[Dataset items]
-- Begin --
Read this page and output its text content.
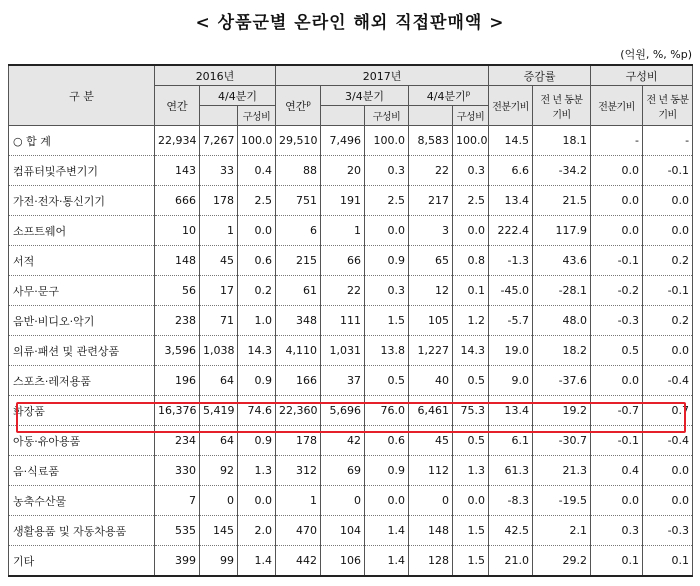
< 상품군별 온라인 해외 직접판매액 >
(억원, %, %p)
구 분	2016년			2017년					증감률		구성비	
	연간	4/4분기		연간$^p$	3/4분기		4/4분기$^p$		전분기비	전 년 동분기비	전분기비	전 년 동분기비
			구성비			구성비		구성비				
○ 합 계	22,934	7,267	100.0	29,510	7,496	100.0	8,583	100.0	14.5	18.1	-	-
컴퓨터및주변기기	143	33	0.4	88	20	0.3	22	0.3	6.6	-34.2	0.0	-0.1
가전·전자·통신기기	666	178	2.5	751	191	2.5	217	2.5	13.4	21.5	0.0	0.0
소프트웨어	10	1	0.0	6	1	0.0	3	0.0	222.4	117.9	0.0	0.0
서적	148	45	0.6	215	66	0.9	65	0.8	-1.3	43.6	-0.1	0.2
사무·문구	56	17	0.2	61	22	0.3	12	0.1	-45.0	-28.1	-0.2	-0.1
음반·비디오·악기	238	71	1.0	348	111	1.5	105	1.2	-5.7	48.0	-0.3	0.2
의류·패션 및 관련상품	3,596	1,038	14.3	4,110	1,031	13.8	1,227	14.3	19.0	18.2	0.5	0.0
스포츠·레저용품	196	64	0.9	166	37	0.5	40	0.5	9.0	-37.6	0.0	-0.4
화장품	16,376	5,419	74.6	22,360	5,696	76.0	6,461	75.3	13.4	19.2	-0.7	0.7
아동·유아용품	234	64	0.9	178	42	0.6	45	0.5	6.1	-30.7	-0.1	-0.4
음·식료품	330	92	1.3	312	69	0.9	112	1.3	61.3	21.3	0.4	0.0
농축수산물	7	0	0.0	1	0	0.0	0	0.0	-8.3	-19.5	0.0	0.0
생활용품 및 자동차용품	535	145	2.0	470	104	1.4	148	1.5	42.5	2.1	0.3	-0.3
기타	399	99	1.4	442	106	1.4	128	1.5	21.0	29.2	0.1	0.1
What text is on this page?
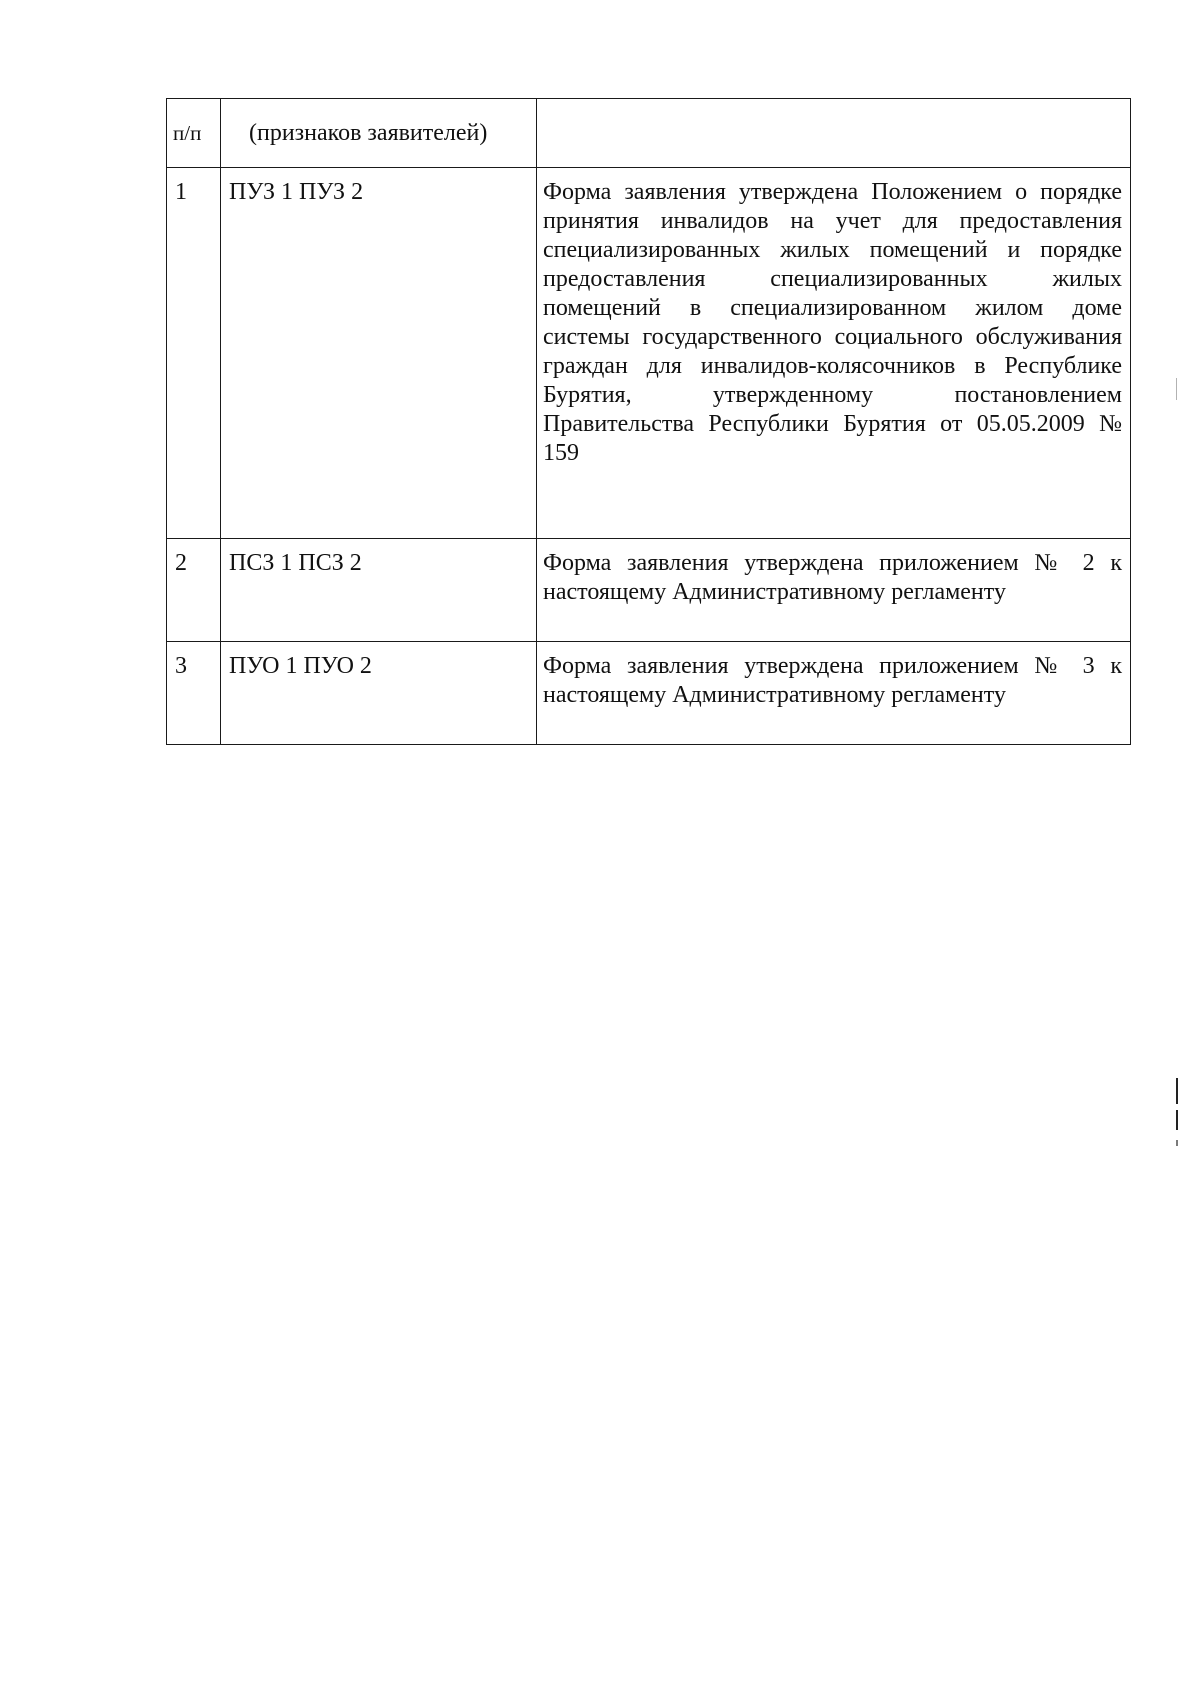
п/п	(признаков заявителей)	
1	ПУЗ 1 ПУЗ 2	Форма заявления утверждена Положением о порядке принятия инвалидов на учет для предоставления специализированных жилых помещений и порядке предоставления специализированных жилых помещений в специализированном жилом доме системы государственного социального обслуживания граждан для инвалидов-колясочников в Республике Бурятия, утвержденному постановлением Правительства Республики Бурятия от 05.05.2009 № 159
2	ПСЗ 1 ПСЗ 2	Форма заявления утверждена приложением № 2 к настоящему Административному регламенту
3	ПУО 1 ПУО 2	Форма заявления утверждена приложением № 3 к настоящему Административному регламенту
-- End --
* Given request:
Which lines contain the word "заявления"? Copy each of them.

* Exercise result:
1	ПУЗ 1 ПУЗ 2	Форма заявления утверждена Положением о порядке принятия инвалидов на учет для предоставления специализированных жилых помещений и порядке предоставления специализированных жилых помещений в специализированном жилом доме системы государственного социального обслуживания граждан для инвалидов-колясочников в Республике Бурятия, утвержденному постановлением Правительства Республики Бурятия от 05.05.2009 № 159
2	ПСЗ 1 ПСЗ 2	Форма заявления утверждена приложением № 2 к настоящему Административному регламенту
3	ПУО 1 ПУО 2	Форма заявления утверждена приложением № 3 к настоящему Административному регламенту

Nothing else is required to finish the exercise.